* **Task description**
Repeat the listing in full, exactly as it stands.
>> START Data
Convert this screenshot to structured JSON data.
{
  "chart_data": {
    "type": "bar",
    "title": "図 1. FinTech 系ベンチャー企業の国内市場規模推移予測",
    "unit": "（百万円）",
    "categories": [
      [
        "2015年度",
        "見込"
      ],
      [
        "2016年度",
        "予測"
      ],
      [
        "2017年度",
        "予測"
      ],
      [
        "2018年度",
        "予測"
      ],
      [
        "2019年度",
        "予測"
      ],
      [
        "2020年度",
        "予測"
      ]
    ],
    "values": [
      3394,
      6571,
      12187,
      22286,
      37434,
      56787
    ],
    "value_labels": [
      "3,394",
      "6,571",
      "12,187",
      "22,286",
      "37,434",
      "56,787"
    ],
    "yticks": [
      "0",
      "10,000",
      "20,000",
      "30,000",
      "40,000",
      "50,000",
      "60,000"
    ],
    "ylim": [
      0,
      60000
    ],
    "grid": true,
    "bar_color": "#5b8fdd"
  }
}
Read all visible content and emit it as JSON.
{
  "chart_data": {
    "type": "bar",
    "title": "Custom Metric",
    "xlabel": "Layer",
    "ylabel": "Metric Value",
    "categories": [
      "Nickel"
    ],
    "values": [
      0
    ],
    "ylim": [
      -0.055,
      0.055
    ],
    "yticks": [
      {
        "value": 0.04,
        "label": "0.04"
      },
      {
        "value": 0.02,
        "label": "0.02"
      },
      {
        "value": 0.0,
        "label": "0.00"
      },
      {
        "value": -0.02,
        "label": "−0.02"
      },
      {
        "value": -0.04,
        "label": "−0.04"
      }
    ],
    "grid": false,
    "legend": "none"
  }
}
>> END Data
* **Written reply**
Convert this screenshot to structured JSON data.
{
  "chart_data": {
    "type": "bar",
    "title": "図 1. FinTech 系ベンチャー企業の国内市場規模推移予測",
    "unit": "（百万円）",
    "categories": [
      [
        "2015年度",
        "見込"
      ],
      [
        "2016年度",
        "予測"
      ],
      [
        "2017年度",
        "予測"
      ],
      [
        "2018年度",
        "予測"
      ],
      [
        "2019年度",
        "予測"
      ],
      [
        "2020年度",
        "予測"
      ]
    ],
    "values": [
      3394,
      6571,
      12187,
      22286,
      37434,
      56787
    ],
    "value_labels": [
      "3,394",
      "6,571",
      "12,187",
      "22,286",
      "37,434",
      "56,787"
    ],
    "yticks": [
      "0",
      "10,000",
      "20,000",
      "30,000",
      "40,000",
      "50,000",
      "60,000"
    ],
    "ylim": [
      0,
      60000
    ],
    "grid": true,
    "bar_color": "#5b8fdd"
  }
}
Read all visible content and emit it as JSON.
{
  "chart_data": {
    "type": "bar",
    "title": "Custom Metric",
    "xlabel": "Layer",
    "ylabel": "Metric Value",
    "categories": [
      "Nickel"
    ],
    "values": [
      0
    ],
    "ylim": [
      -0.055,
      0.055
    ],
    "yticks": [
      {
        "value": 0.04,
        "label": "0.04"
      },
      {
        "value": 0.02,
        "label": "0.02"
      },
      {
        "value": 0.0,
        "label": "0.00"
      },
      {
        "value": -0.02,
        "label": "−0.02"
      },
      {
        "value": -0.04,
        "label": "−0.04"
      }
    ],
    "grid": false,
    "legend": "none"
  }
}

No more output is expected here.